• EXERCISE OBJECTIVE:
Write out every record in full, exactly as written, please.

-- Start of RECORDED DATA --

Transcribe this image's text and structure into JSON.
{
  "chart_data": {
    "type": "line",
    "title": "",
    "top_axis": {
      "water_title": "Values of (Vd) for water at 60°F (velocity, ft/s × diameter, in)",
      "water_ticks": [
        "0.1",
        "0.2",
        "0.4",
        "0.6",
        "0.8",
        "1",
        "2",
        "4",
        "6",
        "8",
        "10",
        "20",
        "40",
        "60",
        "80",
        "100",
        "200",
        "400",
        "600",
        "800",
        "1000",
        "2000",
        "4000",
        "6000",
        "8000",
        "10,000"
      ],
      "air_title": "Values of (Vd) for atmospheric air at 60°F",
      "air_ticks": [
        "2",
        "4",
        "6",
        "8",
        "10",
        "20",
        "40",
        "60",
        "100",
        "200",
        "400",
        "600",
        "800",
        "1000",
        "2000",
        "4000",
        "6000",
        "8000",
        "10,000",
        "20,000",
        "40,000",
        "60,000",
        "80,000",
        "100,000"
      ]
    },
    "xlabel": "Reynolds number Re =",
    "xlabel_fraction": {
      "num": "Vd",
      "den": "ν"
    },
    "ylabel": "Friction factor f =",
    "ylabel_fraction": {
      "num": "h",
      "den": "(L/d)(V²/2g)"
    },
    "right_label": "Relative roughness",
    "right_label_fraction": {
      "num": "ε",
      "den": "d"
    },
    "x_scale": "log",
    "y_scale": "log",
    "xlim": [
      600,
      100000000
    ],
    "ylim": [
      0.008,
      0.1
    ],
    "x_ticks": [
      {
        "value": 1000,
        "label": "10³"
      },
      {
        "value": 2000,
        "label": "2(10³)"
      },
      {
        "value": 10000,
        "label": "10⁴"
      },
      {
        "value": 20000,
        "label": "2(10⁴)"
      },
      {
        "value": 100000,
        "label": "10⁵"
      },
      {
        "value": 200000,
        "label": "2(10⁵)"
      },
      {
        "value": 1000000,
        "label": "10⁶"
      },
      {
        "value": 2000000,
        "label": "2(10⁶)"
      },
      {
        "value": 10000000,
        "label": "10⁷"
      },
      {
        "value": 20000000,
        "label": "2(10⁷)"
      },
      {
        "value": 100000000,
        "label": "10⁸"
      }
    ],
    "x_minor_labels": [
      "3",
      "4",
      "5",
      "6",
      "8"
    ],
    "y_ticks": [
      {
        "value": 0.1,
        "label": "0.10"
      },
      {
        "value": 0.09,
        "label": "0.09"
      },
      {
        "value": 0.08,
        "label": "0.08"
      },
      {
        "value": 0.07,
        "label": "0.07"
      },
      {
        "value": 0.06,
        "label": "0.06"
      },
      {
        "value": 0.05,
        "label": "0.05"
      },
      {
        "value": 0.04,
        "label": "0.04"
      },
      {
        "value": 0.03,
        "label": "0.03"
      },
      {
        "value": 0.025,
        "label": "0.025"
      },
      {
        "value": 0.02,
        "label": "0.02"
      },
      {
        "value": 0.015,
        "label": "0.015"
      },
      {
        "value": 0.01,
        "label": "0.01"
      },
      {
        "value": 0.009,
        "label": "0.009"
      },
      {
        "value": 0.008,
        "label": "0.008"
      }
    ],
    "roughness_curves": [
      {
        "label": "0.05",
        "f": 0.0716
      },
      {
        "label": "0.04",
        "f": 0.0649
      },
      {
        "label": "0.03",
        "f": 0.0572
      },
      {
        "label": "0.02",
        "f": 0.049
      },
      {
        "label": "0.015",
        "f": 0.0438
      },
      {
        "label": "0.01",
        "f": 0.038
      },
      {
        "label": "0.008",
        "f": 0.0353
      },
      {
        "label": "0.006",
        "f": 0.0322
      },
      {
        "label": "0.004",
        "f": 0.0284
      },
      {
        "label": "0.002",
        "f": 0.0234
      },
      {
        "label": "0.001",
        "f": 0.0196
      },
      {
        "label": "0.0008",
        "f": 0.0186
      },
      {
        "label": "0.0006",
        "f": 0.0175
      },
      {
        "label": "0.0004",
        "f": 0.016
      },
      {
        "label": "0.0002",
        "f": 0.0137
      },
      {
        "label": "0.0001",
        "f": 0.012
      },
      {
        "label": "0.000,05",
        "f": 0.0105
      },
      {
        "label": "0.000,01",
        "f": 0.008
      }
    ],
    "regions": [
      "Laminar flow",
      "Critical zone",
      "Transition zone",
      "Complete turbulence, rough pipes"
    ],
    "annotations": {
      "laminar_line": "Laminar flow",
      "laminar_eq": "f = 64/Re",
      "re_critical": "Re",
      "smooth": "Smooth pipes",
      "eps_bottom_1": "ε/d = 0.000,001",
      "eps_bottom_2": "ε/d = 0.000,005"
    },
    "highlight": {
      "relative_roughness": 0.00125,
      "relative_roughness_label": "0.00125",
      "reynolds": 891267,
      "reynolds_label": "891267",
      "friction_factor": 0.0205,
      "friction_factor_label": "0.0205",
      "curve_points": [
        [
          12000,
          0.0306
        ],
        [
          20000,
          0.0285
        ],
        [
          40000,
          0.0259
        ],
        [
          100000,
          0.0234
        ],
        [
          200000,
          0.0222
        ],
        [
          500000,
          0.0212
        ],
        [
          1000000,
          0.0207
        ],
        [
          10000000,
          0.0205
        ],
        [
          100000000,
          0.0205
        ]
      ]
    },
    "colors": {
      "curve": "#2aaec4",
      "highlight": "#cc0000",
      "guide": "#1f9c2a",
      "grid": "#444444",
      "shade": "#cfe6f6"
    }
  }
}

-- End of RECORDED DATA --

• EXERCISE OUTPUT:
Transcribe this image's text and structure into JSON.
{
  "chart_data": {
    "type": "line",
    "title": "",
    "top_axis": {
      "water_title": "Values of (Vd) for water at 60°F (velocity, ft/s × diameter, in)",
      "water_ticks": [
        "0.1",
        "0.2",
        "0.4",
        "0.6",
        "0.8",
        "1",
        "2",
        "4",
        "6",
        "8",
        "10",
        "20",
        "40",
        "60",
        "80",
        "100",
        "200",
        "400",
        "600",
        "800",
        "1000",
        "2000",
        "4000",
        "6000",
        "8000",
        "10,000"
      ],
      "air_title": "Values of (Vd) for atmospheric air at 60°F",
      "air_ticks": [
        "2",
        "4",
        "6",
        "8",
        "10",
        "20",
        "40",
        "60",
        "100",
        "200",
        "400",
        "600",
        "800",
        "1000",
        "2000",
        "4000",
        "6000",
        "8000",
        "10,000",
        "20,000",
        "40,000",
        "60,000",
        "80,000",
        "100,000"
      ]
    },
    "xlabel": "Reynolds number Re =",
    "xlabel_fraction": {
      "num": "Vd",
      "den": "ν"
    },
    "ylabel": "Friction factor f =",
    "ylabel_fraction": {
      "num": "h",
      "den": "(L/d)(V²/2g)"
    },
    "right_label": "Relative roughness",
    "right_label_fraction": {
      "num": "ε",
      "den": "d"
    },
    "x_scale": "log",
    "y_scale": "log",
    "xlim": [
      600,
      100000000
    ],
    "ylim": [
      0.008,
      0.1
    ],
    "x_ticks": [
      {
        "value": 1000,
        "label": "10³"
      },
      {
        "value": 2000,
        "label": "2(10³)"
      },
      {
        "value": 10000,
        "label": "10⁴"
      },
      {
        "value": 20000,
        "label": "2(10⁴)"
      },
      {
        "value": 100000,
        "label": "10⁵"
      },
      {
        "value": 200000,
        "label": "2(10⁵)"
      },
      {
        "value": 1000000,
        "label": "10⁶"
      },
      {
        "value": 2000000,
        "label": "2(10⁶)"
      },
      {
        "value": 10000000,
        "label": "10⁷"
      },
      {
        "value": 20000000,
        "label": "2(10⁷)"
      },
      {
        "value": 100000000,
        "label": "10⁸"
      }
    ],
    "x_minor_labels": [
      "3",
      "4",
      "5",
      "6",
      "8"
    ],
    "y_ticks": [
      {
        "value": 0.1,
        "label": "0.10"
      },
      {
        "value": 0.09,
        "label": "0.09"
      },
      {
        "value": 0.08,
        "label": "0.08"
      },
      {
        "value": 0.07,
        "label": "0.07"
      },
      {
        "value": 0.06,
        "label": "0.06"
      },
      {
        "value": 0.05,
        "label": "0.05"
      },
      {
        "value": 0.04,
        "label": "0.04"
      },
      {
        "value": 0.03,
        "label": "0.03"
      },
      {
        "value": 0.025,
        "label": "0.025"
      },
      {
        "value": 0.02,
        "label": "0.02"
      },
      {
        "value": 0.015,
        "label": "0.015"
      },
      {
        "value": 0.01,
        "label": "0.01"
      },
      {
        "value": 0.009,
        "label": "0.009"
      },
      {
        "value": 0.008,
        "label": "0.008"
      }
    ],
    "roughness_curves": [
      {
        "label": "0.05",
        "f": 0.0716
      },
      {
        "label": "0.04",
        "f": 0.0649
      },
      {
        "label": "0.03",
        "f": 0.0572
      },
      {
        "label": "0.02",
        "f": 0.049
      },
      {
        "label": "0.015",
        "f": 0.0438
      },
      {
        "label": "0.01",
        "f": 0.038
      },
      {
        "label": "0.008",
        "f": 0.0353
      },
      {
        "label": "0.006",
        "f": 0.0322
      },
      {
        "label": "0.004",
        "f": 0.0284
      },
      {
        "label": "0.002",
        "f": 0.0234
      },
      {
        "label": "0.001",
        "f": 0.0196
      },
      {
        "label": "0.0008",
        "f": 0.0186
      },
      {
        "label": "0.0006",
        "f": 0.0175
      },
      {
        "label": "0.0004",
        "f": 0.016
      },
      {
        "label": "0.0002",
        "f": 0.0137
      },
      {
        "label": "0.0001",
        "f": 0.012
      },
      {
        "label": "0.000,05",
        "f": 0.0105
      },
      {
        "label": "0.000,01",
        "f": 0.008
      }
    ],
    "regions": [
      "Laminar flow",
      "Critical zone",
      "Transition zone",
      "Complete turbulence, rough pipes"
    ],
    "annotations": {
      "laminar_line": "Laminar flow",
      "laminar_eq": "f = 64/Re",
      "re_critical": "Re",
      "smooth": "Smooth pipes",
      "eps_bottom_1": "ε/d = 0.000,001",
      "eps_bottom_2": "ε/d = 0.000,005"
    },
    "highlight": {
      "relative_roughness": 0.00125,
      "relative_roughness_label": "0.00125",
      "reynolds": 891267,
      "reynolds_label": "891267",
      "friction_factor": 0.0205,
      "friction_factor_label": "0.0205",
      "curve_points": [
        [
          12000,
          0.0306
        ],
        [
          20000,
          0.0285
        ],
        [
          40000,
          0.0259
        ],
        [
          100000,
          0.0234
        ],
        [
          200000,
          0.0222
        ],
        [
          500000,
          0.0212
        ],
        [
          1000000,
          0.0207
        ],
        [
          10000000,
          0.0205
        ],
        [
          100000000,
          0.0205
        ]
      ]
    },
    "colors": {
      "curve": "#2aaec4",
      "highlight": "#cc0000",
      "guide": "#1f9c2a",
      "grid": "#444444",
      "shade": "#cfe6f6"
    }
  }
}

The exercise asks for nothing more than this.